(Excerpts from a figure dataset)

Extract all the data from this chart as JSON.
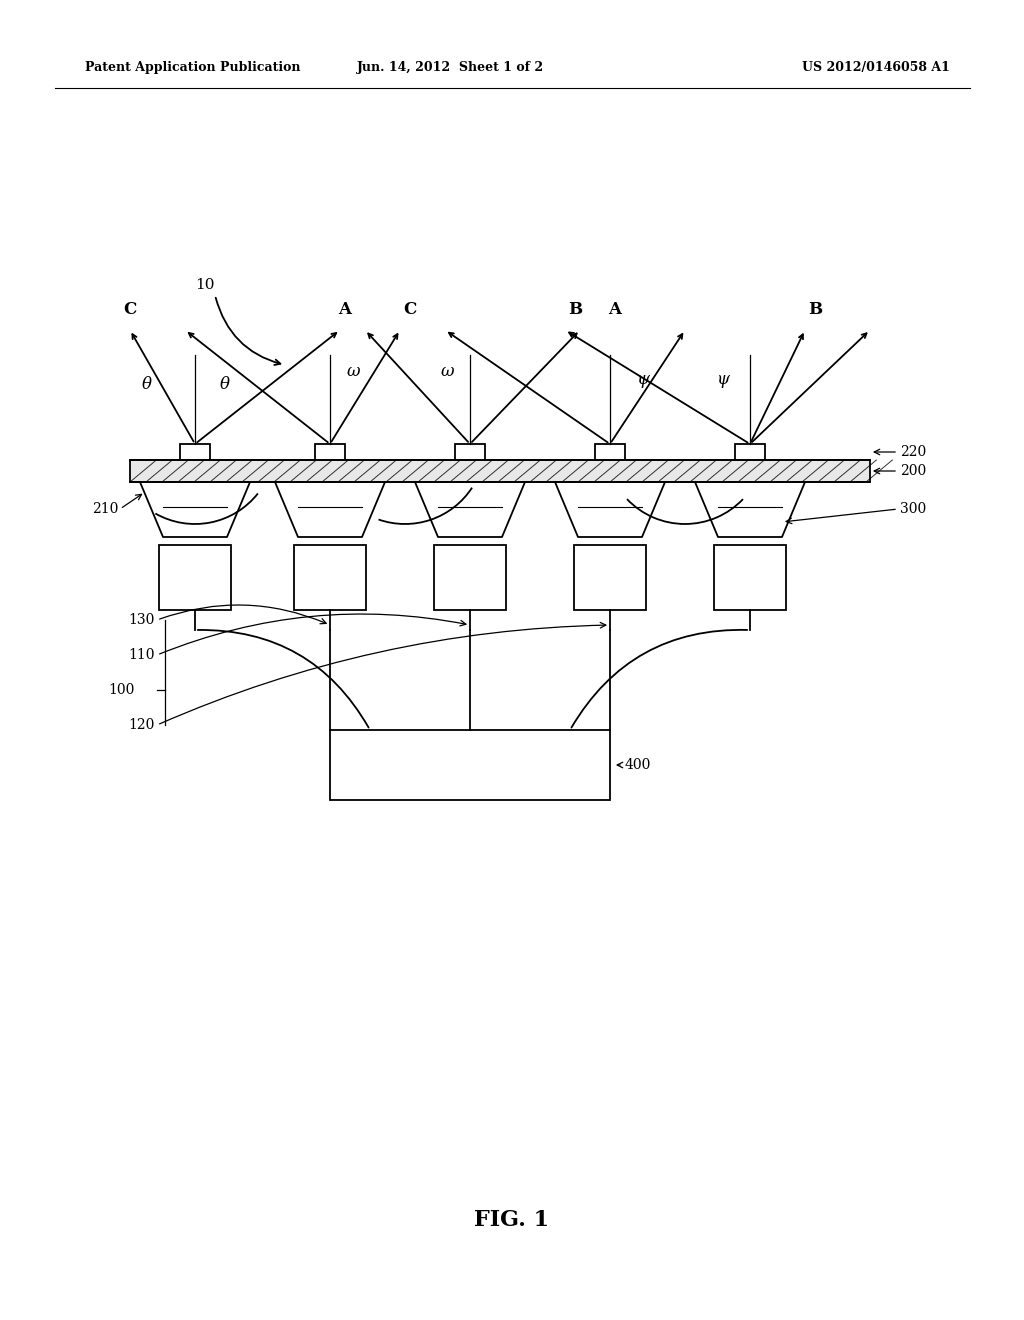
{
  "bg_color": "#ffffff",
  "line_color": "#000000",
  "header_left": "Patent Application Publication",
  "header_center": "Jun. 14, 2012  Sheet 1 of 2",
  "header_right": "US 2012/0146058 A1",
  "figure_label": "FIG. 1",
  "ref_10": "10",
  "ref_100": "100",
  "ref_110": "110",
  "ref_120": "120",
  "ref_130": "130",
  "ref_200": "200",
  "ref_210": "210",
  "ref_220": "220",
  "ref_300": "300",
  "ref_400": "400",
  "angle_theta": "θ",
  "angle_omega": "ω",
  "angle_psi": "ψ"
}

**Given request**
Repeat the listing in full and exactly. Leave any pictures out.

**Complete response**
Extract all the data from this chart as JSON.
{
  "bg_color": "#ffffff",
  "line_color": "#000000",
  "header_left": "Patent Application Publication",
  "header_center": "Jun. 14, 2012  Sheet 1 of 2",
  "header_right": "US 2012/0146058 A1",
  "figure_label": "FIG. 1",
  "ref_10": "10",
  "ref_100": "100",
  "ref_110": "110",
  "ref_120": "120",
  "ref_130": "130",
  "ref_200": "200",
  "ref_210": "210",
  "ref_220": "220",
  "ref_300": "300",
  "ref_400": "400",
  "angle_theta": "θ",
  "angle_omega": "ω",
  "angle_psi": "ψ"
}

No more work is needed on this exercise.